*To be done:* Copy nothing but the text: reproduce each line of the listing exactly and leave the pictures out.
-=-=-=-=-
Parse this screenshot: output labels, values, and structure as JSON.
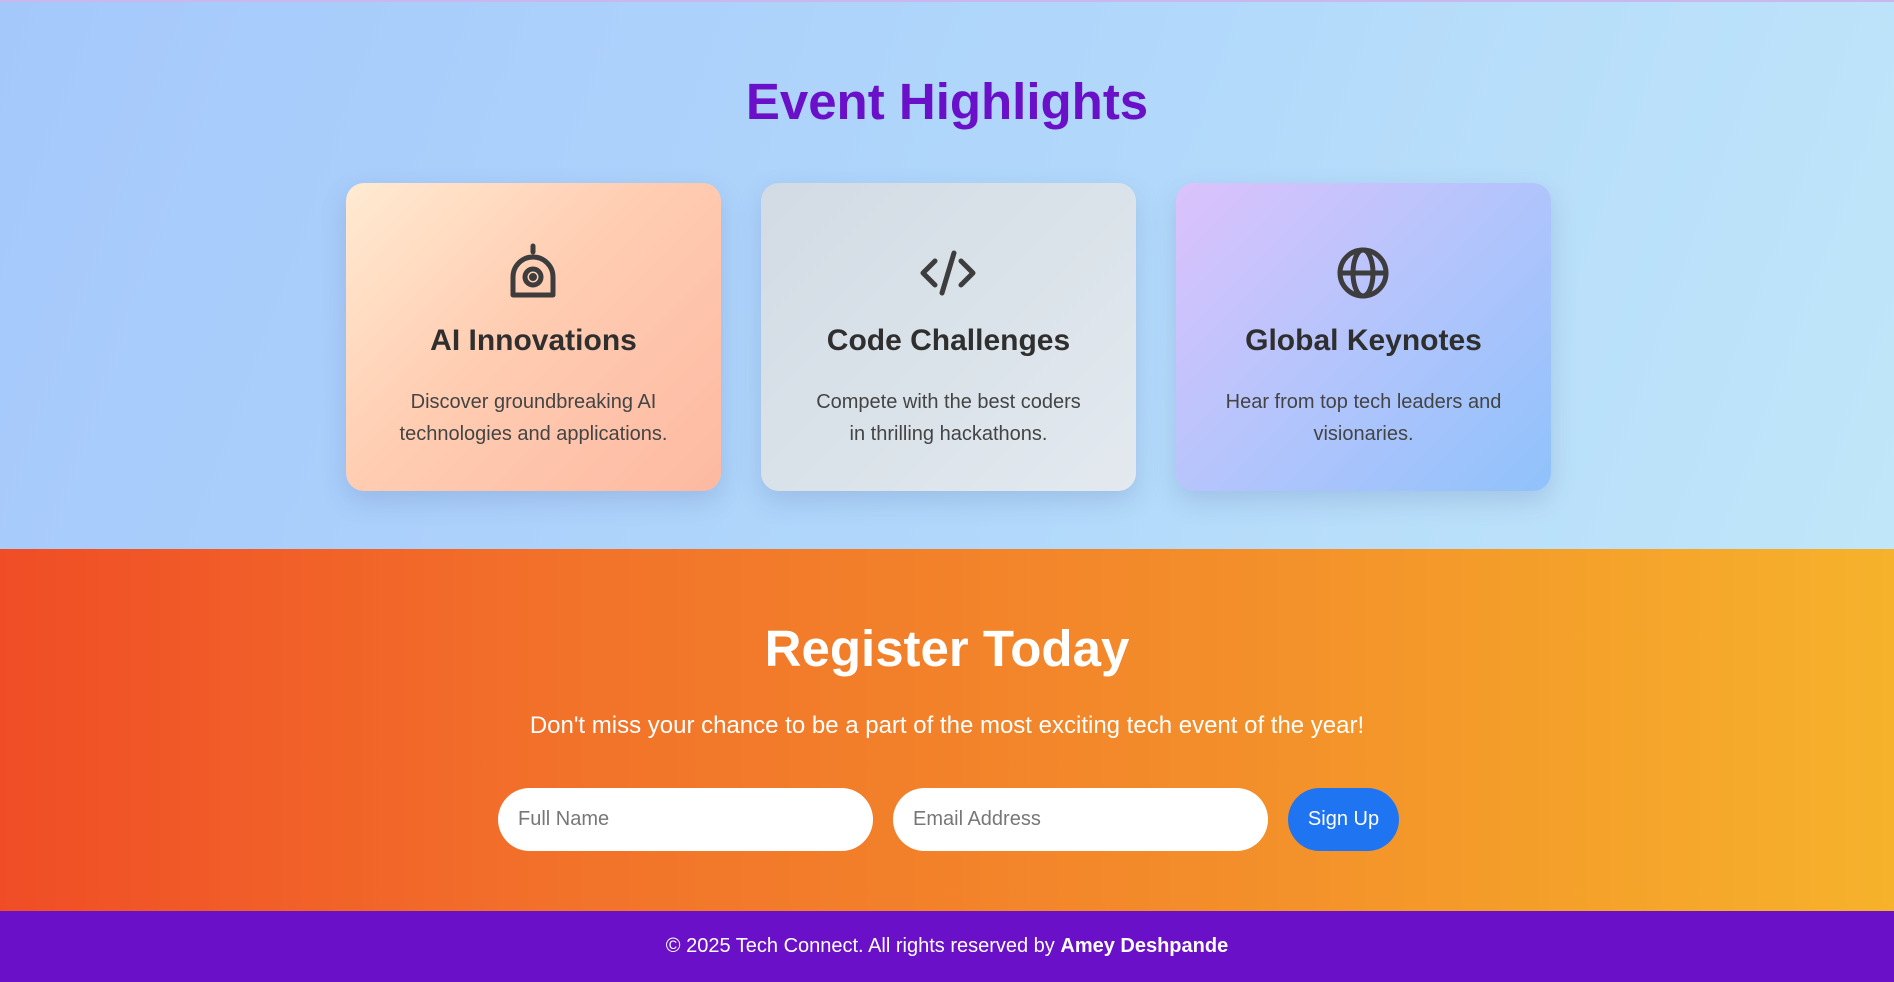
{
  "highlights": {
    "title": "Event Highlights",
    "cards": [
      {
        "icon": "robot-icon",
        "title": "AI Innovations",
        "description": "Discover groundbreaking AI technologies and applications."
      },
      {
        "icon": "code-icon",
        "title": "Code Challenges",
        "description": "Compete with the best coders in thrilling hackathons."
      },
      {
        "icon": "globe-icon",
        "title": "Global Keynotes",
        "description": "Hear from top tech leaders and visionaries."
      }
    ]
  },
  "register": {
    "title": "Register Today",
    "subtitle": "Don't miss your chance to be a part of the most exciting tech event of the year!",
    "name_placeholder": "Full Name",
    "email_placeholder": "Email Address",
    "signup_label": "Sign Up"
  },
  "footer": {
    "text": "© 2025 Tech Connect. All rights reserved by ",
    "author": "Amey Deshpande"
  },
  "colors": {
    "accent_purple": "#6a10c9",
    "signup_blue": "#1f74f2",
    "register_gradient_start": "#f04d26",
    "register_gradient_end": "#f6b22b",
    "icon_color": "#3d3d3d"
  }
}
-=-=-=-=-
*Output of the exercise:*
Parse this screenshot: output labels, values, and structure as JSON.
{
  "highlights": {
    "title": "Event Highlights",
    "cards": [
      {
        "icon": "robot-icon",
        "title": "AI Innovations",
        "description": "Discover groundbreaking AI technologies and applications."
      },
      {
        "icon": "code-icon",
        "title": "Code Challenges",
        "description": "Compete with the best coders in thrilling hackathons."
      },
      {
        "icon": "globe-icon",
        "title": "Global Keynotes",
        "description": "Hear from top tech leaders and visionaries."
      }
    ]
  },
  "register": {
    "title": "Register Today",
    "subtitle": "Don't miss your chance to be a part of the most exciting tech event of the year!",
    "name_placeholder": "Full Name",
    "email_placeholder": "Email Address",
    "signup_label": "Sign Up"
  },
  "footer": {
    "text": "© 2025 Tech Connect. All rights reserved by ",
    "author": "Amey Deshpande"
  },
  "colors": {
    "accent_purple": "#6a10c9",
    "signup_blue": "#1f74f2",
    "register_gradient_start": "#f04d26",
    "register_gradient_end": "#f6b22b",
    "icon_color": "#3d3d3d"
  }
}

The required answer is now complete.